> _Exercise goal_: Would it be possible to quote, exactly and in full, the lines from the one with "Read all visible" through the end of the entries below?

> _Source records_:
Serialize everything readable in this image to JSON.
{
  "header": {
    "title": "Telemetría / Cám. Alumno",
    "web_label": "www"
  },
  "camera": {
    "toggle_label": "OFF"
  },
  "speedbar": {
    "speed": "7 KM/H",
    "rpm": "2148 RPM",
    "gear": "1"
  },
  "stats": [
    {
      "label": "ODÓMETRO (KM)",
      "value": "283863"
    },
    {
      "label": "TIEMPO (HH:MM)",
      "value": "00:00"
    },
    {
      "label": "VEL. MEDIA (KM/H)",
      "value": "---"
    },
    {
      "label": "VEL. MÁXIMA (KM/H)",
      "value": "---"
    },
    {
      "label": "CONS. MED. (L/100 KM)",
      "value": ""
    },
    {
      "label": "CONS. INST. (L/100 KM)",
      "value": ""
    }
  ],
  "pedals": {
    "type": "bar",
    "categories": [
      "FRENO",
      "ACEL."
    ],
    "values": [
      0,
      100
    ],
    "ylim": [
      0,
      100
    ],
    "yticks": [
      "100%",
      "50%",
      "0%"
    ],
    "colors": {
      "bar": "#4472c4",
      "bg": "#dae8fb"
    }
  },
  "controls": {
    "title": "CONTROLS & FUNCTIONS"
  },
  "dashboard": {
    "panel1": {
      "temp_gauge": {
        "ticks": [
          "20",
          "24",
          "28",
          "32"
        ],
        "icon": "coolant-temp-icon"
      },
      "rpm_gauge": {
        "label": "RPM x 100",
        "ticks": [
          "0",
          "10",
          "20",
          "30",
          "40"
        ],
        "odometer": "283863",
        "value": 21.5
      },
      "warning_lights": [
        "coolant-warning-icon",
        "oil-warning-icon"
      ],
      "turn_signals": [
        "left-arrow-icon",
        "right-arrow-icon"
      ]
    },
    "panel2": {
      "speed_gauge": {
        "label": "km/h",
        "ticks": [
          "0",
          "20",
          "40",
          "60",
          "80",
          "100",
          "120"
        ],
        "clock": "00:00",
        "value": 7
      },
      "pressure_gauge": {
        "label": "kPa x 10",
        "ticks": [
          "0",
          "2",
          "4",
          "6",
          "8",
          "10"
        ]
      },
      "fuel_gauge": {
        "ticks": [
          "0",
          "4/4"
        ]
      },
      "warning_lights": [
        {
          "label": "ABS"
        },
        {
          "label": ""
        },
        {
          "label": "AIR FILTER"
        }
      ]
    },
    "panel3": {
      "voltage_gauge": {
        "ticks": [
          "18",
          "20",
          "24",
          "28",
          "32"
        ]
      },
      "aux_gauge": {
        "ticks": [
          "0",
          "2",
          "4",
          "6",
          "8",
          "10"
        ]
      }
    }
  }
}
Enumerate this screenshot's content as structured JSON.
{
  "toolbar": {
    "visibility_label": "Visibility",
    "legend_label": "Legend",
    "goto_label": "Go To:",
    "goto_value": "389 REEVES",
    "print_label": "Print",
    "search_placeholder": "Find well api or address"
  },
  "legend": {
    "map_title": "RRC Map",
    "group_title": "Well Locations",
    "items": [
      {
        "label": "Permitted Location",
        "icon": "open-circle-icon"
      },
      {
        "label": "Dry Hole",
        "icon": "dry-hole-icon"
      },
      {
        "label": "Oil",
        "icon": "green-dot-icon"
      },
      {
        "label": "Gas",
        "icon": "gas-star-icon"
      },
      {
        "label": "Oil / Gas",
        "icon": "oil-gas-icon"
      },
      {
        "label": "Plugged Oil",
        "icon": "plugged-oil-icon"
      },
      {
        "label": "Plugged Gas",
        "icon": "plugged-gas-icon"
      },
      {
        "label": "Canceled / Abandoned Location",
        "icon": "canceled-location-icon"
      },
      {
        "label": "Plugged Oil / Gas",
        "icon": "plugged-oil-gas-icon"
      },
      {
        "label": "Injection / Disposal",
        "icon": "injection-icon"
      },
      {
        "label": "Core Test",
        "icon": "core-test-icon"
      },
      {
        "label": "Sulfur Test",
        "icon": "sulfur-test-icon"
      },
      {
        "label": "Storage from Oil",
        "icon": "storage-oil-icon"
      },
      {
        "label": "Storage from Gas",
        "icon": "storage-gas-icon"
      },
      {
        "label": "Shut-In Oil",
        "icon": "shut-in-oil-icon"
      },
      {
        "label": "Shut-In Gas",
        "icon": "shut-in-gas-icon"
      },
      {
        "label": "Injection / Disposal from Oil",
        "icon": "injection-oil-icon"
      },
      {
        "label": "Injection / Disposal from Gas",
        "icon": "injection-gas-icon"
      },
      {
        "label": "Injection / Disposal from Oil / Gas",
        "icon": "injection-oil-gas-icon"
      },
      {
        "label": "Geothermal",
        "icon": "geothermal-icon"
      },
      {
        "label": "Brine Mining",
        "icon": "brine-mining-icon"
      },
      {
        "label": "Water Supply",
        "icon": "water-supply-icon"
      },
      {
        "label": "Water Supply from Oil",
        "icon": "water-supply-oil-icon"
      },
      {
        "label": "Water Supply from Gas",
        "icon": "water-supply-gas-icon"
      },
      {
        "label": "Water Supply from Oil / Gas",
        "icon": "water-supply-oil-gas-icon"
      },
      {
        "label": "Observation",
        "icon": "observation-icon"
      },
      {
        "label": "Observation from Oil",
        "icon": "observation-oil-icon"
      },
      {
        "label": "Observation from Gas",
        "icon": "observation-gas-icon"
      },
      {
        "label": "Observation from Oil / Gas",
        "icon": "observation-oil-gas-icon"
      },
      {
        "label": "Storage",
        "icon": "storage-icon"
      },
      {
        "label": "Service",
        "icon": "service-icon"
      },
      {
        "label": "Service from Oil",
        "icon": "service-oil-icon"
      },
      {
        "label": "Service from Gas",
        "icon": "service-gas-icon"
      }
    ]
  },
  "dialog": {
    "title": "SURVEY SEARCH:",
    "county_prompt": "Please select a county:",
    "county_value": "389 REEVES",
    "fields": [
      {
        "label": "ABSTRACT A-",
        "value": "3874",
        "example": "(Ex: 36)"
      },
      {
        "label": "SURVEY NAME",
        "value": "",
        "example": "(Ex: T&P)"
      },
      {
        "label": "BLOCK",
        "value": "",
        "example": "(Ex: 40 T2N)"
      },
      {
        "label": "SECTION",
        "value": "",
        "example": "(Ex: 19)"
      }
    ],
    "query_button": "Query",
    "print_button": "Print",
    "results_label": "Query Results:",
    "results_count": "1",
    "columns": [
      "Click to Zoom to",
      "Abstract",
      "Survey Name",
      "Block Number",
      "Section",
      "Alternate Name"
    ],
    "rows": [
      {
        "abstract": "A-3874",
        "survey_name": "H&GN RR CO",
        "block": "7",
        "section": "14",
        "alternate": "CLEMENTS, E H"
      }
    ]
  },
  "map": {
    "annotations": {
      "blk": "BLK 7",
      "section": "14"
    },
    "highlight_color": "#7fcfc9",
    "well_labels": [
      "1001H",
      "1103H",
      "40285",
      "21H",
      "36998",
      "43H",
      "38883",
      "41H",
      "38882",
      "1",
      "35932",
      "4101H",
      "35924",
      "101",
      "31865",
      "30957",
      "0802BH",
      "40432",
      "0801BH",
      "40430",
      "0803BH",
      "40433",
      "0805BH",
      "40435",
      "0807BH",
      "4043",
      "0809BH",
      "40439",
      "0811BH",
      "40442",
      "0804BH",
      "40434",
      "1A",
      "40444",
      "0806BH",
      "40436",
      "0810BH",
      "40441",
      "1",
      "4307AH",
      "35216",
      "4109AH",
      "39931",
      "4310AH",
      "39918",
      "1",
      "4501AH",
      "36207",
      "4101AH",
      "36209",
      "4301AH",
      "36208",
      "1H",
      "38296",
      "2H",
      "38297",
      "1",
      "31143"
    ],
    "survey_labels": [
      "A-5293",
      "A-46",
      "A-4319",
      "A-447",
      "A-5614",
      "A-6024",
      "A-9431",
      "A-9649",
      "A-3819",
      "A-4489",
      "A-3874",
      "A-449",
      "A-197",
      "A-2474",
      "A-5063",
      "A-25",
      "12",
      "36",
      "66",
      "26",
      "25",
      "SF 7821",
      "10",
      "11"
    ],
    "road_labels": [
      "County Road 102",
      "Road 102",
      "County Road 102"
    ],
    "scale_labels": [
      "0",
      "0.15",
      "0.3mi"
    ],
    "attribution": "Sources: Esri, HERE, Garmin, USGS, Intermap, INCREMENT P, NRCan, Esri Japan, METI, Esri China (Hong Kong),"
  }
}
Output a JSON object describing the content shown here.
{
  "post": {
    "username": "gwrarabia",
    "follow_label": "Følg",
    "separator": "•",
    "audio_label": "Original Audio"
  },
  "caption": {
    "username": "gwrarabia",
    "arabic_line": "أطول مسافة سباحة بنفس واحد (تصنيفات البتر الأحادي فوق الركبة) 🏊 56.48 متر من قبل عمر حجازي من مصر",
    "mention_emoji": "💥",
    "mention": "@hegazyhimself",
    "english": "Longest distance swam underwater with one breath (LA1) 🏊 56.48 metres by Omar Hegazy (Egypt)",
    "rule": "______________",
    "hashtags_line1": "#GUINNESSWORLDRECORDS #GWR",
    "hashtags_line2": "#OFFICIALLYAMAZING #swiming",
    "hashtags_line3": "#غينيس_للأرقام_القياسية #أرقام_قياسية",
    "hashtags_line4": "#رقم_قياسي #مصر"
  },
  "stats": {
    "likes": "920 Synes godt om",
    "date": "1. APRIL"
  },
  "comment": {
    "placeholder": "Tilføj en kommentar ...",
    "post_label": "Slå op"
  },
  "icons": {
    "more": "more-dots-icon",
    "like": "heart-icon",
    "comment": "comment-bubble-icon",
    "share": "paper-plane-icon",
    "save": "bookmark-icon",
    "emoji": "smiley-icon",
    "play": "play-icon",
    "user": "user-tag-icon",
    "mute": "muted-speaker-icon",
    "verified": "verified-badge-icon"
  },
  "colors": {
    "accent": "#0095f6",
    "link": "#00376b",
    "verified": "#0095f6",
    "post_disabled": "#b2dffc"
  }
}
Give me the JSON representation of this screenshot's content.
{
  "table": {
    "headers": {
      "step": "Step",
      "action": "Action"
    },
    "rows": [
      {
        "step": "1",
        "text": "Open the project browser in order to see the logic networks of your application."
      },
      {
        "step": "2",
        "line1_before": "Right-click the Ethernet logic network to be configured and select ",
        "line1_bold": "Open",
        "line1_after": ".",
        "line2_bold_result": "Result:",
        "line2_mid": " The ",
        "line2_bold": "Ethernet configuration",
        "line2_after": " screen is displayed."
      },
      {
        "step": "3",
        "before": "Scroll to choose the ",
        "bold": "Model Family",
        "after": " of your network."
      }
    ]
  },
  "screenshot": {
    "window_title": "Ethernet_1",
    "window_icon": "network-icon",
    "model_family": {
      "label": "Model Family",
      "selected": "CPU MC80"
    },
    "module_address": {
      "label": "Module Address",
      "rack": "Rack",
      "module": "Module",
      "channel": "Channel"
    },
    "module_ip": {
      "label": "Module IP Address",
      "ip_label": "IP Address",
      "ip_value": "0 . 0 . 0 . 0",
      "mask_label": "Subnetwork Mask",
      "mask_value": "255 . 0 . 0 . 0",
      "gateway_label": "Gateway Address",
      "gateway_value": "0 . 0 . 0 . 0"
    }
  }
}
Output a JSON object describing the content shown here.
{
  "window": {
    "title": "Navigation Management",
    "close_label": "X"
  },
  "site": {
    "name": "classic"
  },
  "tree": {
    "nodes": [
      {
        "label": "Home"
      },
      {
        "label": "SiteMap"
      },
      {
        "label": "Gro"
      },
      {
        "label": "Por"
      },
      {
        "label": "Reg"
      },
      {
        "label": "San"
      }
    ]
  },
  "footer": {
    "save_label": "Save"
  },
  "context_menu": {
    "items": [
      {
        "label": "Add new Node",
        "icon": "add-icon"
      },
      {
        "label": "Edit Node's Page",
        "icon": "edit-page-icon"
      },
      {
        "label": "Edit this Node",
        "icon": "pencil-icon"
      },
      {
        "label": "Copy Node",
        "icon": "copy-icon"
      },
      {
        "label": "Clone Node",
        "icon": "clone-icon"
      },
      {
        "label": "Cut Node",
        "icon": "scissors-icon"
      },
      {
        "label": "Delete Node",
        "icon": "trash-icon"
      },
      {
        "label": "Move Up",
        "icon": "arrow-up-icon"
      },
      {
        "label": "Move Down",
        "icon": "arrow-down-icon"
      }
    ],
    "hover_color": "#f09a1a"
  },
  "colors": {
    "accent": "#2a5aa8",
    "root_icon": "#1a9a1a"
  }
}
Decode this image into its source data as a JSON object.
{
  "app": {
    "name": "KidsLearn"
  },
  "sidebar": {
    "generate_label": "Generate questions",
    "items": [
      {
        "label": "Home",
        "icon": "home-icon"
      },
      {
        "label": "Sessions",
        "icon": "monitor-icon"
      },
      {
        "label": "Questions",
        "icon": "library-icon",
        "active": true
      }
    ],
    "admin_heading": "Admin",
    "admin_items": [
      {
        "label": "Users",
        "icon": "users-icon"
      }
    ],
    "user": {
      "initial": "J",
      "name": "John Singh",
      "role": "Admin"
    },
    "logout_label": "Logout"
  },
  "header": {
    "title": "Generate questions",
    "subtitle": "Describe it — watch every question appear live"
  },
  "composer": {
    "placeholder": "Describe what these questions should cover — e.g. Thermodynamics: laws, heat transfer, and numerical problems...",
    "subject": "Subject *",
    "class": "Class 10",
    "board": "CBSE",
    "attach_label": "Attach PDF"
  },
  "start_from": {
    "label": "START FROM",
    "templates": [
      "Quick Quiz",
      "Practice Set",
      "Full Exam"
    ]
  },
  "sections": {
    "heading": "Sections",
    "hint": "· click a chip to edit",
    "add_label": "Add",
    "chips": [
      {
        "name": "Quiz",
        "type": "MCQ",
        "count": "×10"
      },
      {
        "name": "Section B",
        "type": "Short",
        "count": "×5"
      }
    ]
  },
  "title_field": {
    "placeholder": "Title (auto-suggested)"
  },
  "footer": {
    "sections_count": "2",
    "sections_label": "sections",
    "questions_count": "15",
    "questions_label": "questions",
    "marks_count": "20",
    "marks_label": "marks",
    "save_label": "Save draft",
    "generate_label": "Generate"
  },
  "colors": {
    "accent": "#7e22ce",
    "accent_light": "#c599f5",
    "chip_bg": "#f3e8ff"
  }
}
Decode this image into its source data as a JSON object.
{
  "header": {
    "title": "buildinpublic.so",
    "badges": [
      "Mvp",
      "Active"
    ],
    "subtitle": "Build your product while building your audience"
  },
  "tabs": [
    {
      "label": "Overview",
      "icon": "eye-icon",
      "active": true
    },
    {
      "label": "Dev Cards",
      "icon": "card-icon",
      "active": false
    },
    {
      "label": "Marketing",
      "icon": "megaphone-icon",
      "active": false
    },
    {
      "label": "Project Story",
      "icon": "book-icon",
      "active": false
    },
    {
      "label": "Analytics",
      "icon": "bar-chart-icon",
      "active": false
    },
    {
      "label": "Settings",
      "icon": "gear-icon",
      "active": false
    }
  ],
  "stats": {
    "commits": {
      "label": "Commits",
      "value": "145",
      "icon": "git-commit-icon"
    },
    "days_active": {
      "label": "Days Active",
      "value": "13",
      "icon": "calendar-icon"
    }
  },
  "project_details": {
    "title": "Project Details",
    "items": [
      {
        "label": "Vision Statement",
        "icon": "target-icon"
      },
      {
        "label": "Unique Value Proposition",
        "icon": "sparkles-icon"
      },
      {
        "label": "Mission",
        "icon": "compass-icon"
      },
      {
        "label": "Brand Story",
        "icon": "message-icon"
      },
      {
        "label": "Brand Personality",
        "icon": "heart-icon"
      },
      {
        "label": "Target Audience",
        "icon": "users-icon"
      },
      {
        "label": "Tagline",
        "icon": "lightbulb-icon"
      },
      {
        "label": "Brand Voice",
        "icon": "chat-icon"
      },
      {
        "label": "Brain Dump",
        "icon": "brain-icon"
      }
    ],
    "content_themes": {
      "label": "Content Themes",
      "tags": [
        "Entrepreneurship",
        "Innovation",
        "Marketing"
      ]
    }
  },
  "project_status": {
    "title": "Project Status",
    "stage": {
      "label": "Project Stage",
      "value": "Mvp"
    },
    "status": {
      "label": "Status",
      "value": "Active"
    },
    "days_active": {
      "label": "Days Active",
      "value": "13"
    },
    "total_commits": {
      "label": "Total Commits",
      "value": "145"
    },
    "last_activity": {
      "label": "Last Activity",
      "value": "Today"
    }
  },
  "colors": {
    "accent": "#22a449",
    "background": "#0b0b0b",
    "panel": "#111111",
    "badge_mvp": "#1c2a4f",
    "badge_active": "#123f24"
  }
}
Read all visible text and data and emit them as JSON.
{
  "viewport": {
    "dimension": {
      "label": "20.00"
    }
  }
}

> _Task solution_:
Read all visible text and data and emit them as JSON.
{
  "viewport": {
    "dimension": {
      "label": "20.00"
    }
  }
}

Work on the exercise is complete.